| Work request 1 |
Could you revise the part of the Jon Dunn page that opens with "Career history" and closes with "and Detroit Lions.", putting "Baltimore Ravens" in place of "Detroit Lions"?
| Work request 2 |
Can you pick up the Jon Dunn biography after its last sentence and keep writing it?

| Page extract |
Jonathan Dunn

No. 71, 77
- Position: Offensive tackle

Personal information
- Born: December 12, 1981 (age 44) Norfolk, Virginia, U.S.
- Listed height: 6 ft 7 in (2.01 m)
- Listed weight: 324 lb (147 kg)

Career information
- High school: Tallwood (Virginia Beach, Virginia)
- College: Virginia Tech
- NFL draft: 2005: 7th round, 217th overall pick

Career history
- Cleveland Browns (2005); New York Giants (2006–2007)*; Hamburg Sea Devils (2006); Detroit Lions (2007–2008)*;
- * Offseason or practice squad member only

Awards and highlights
- Second-team All-ACC (2004);

= Jon Dunn =

American football player (born 1981)

Jonathan Paul Dunn (born December 12, 1981) is an American former professional football offensive tackle. He was selected by the Cleveland Browns in the seventh round of the 2005 NFL draft. He played college football at Virginia Tech.

Dunn was also a member of the New York Giants and Detroit Lions.

==Early life==
Dunn attended Tallwood High School in Virginia Beach, Virginia. He earned All-America honors from SuperPrep, Prep Star and Tom Lemming's Prep Football Report as a senior and was rated the No. 35 offensive line prospect in the nation by SuperPrep and the ninth-best player in Virginia. Listed as the best offensive lineman in the state and the seventh-best overall prospect in Virginia by The Roanoke Times. Lettered three seasons in football and saw most of his action as an offensive tackle. Also received some playing time at defensive tackle and as a long snapper. Earned all-district honors his junior and senior seasons and was named all-eastern region in his final year. Had eight tackles and two sacks in limited defensive duty in 1999.

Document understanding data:
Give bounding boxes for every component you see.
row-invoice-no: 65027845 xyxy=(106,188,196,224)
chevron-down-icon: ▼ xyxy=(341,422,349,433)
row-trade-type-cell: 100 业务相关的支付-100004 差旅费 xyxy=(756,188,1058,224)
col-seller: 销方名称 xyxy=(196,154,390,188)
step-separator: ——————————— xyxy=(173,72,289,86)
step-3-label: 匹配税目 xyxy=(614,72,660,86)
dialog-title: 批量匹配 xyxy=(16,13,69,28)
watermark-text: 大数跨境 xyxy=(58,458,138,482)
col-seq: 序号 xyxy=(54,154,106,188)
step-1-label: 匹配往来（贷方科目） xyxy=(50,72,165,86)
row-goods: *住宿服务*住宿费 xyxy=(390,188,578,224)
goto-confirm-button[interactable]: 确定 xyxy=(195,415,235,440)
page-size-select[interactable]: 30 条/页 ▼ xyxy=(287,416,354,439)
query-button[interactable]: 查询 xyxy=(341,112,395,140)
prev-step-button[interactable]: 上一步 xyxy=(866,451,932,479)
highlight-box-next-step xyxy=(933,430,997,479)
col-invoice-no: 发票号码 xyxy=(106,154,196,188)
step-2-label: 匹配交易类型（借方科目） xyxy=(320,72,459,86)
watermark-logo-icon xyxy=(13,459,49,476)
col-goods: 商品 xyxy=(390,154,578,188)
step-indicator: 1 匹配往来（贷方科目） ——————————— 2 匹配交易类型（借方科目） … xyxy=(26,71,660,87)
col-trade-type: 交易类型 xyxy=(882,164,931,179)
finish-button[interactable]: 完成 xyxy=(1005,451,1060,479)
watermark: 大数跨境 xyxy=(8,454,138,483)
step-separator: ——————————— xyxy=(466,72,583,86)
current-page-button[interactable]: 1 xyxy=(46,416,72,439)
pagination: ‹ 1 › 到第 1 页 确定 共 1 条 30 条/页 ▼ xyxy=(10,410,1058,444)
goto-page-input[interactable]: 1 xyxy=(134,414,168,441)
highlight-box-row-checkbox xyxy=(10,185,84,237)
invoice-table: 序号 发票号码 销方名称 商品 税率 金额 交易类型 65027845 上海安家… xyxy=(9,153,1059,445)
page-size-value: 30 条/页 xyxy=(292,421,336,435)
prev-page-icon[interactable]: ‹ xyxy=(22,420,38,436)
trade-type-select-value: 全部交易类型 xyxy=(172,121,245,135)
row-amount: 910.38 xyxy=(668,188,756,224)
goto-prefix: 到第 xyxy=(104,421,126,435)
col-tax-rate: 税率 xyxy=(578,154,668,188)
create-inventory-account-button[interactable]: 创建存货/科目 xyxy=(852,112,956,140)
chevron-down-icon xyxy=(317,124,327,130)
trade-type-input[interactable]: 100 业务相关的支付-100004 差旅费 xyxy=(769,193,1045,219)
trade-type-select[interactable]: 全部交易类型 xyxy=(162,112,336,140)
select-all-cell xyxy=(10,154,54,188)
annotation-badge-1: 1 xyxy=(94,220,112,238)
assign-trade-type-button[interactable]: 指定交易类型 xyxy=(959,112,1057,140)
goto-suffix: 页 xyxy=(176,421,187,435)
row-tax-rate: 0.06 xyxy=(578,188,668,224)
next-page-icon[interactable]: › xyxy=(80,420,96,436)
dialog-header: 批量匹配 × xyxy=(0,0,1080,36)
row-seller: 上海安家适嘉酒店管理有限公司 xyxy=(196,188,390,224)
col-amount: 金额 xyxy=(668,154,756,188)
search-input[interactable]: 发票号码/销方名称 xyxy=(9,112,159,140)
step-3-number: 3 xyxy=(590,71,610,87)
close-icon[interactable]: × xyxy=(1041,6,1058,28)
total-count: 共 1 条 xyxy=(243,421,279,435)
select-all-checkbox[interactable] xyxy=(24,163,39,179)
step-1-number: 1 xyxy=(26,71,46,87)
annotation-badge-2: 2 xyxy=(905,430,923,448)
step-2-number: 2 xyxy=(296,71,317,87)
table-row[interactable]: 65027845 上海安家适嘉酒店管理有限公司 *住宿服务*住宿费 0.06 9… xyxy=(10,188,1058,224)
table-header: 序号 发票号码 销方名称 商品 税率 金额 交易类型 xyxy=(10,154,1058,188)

| Expected output 1 |
Career history
- Cleveland Browns (2005); New York Giants (2006–2007)*; Hamburg Sea Devils (2006); Baltimore Ravens (2007–2008)*;
- * Offseason or practice squad member only

Awards and highlights
- Second-team All-ACC (2004);

= Jon Dunn =

American football player (born 1981)

Jonathan Paul Dunn (born December 12, 1981) is an American former professional football offensive tackle. He was selected by the Cleveland Browns in the seventh round of the 2005 NFL draft. He played college football at Virginia Tech.

Dunn was also a member of the New York Giants and Baltimore Ravens.

| Expected output 2 |
==College career==
Dunn worked at right tackle with the scout team while redshirting in 2000 at Virginia Tech. He played in ten games as a redshirt freshman in 2001, seeing action on offense in nine of those contests. He played in every game in 2002, starting seven contests at the right tackle position. Dunn collected 22 knockdowns and graded 80.3 percent for blocking consistency that campaign. In 2003, he started all 12 games he played in, missing the Central Florida game. Dunn would go on to register 23 knockdown blocks and grade 83 percent while participating in 716 plays that year. As a senior, he earned second-team All-Atlantic Coast Conference honors. He again lined up at right tackle, making a career-high 34 knockdowns. Dunn was on the field for 793 plays as a senior and received an 82 percent grade for blocking consistency.